SHORT EXERCISE: Repeat each entry word for word. Leave any images out of the copy.

SUPPLIED RECORDS:
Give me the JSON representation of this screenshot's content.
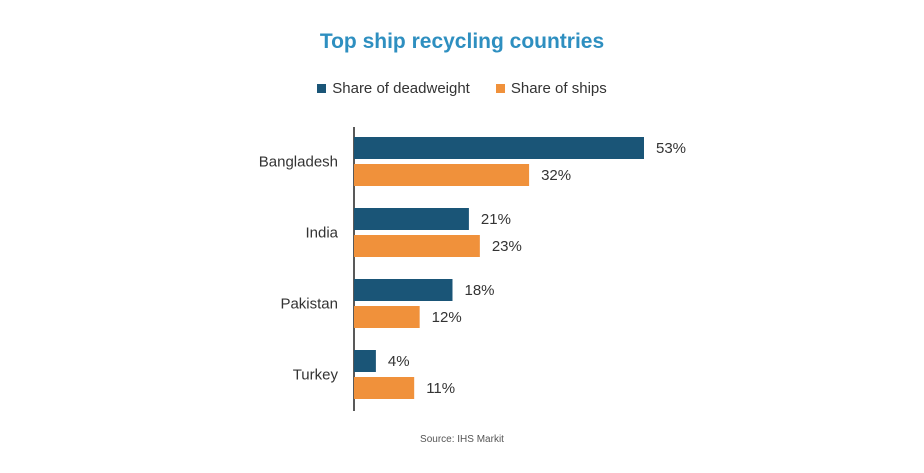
{
  "chart_data": {
    "type": "bar",
    "orientation": "horizontal",
    "title": "Top ship recycling countries",
    "categories": [
      "Bangladesh",
      "India",
      "Pakistan",
      "Turkey"
    ],
    "series": [
      {
        "name": "Share of deadweight",
        "values": [
          53,
          21,
          18,
          4
        ],
        "color": "#1a5577"
      },
      {
        "name": "Share of ships",
        "values": [
          32,
          23,
          12,
          11
        ],
        "color": "#f0913b"
      }
    ],
    "value_suffix": "%",
    "xlim": [
      0,
      53
    ],
    "grid": false,
    "legend_position": "top-center",
    "source": "Source: IHS Markit"
  },
  "colors": {
    "title": "#2e8fc0",
    "axis": "#222222"
  }
}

OUTPUT:
Give me the JSON representation of this screenshot's content.
{
  "chart_data": {
    "type": "bar",
    "orientation": "horizontal",
    "title": "Top ship recycling countries",
    "categories": [
      "Bangladesh",
      "India",
      "Pakistan",
      "Turkey"
    ],
    "series": [
      {
        "name": "Share of deadweight",
        "values": [
          53,
          21,
          18,
          4
        ],
        "color": "#1a5577"
      },
      {
        "name": "Share of ships",
        "values": [
          32,
          23,
          12,
          11
        ],
        "color": "#f0913b"
      }
    ],
    "value_suffix": "%",
    "xlim": [
      0,
      53
    ],
    "grid": false,
    "legend_position": "top-center",
    "source": "Source: IHS Markit"
  },
  "colors": {
    "title": "#2e8fc0",
    "axis": "#222222"
  }
}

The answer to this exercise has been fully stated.